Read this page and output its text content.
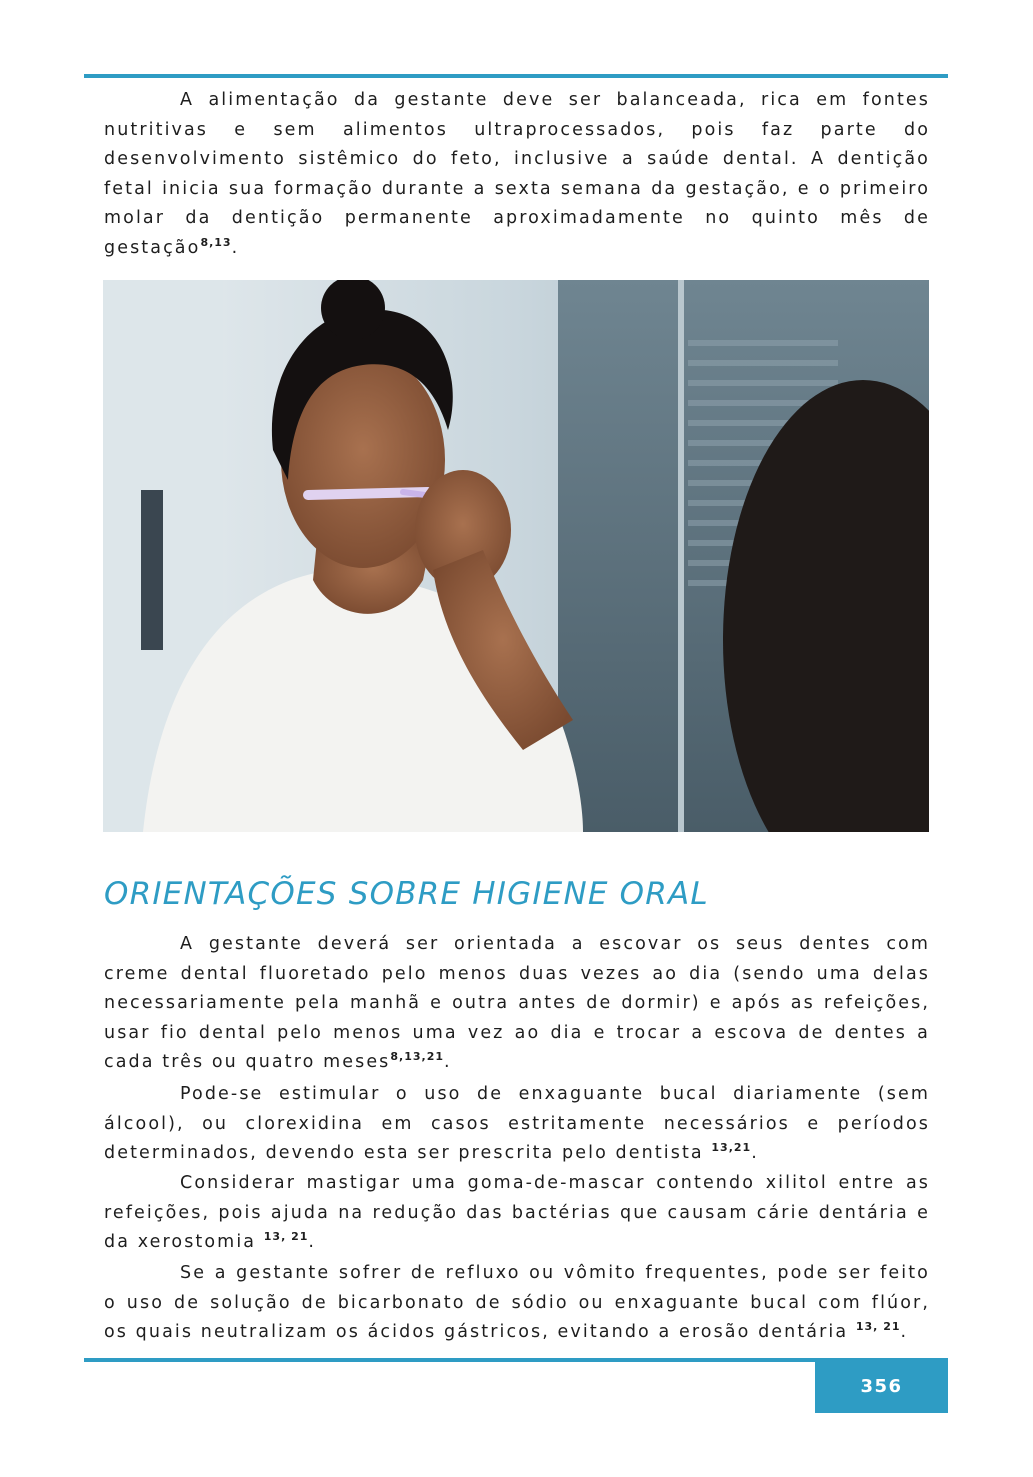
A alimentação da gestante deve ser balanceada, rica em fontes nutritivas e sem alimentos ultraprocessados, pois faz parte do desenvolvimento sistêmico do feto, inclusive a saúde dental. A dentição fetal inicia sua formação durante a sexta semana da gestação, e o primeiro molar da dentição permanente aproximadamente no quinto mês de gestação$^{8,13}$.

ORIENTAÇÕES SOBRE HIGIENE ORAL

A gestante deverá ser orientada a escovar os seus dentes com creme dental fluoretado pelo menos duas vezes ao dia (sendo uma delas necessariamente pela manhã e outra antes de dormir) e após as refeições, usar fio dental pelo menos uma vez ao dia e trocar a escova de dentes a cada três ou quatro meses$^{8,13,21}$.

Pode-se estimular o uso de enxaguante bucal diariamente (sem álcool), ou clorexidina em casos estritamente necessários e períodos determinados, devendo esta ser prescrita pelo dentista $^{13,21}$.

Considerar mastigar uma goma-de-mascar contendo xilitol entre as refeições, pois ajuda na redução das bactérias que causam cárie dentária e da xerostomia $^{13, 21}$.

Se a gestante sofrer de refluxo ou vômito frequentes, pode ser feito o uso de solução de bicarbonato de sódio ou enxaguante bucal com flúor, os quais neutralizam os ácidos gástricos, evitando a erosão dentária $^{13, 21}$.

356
□ □ □ □ □
WHAT YOU NEED TO DO: Provide the number of lines containing the string "bucal", with no other output.

EXERCISE SOLUTION: 2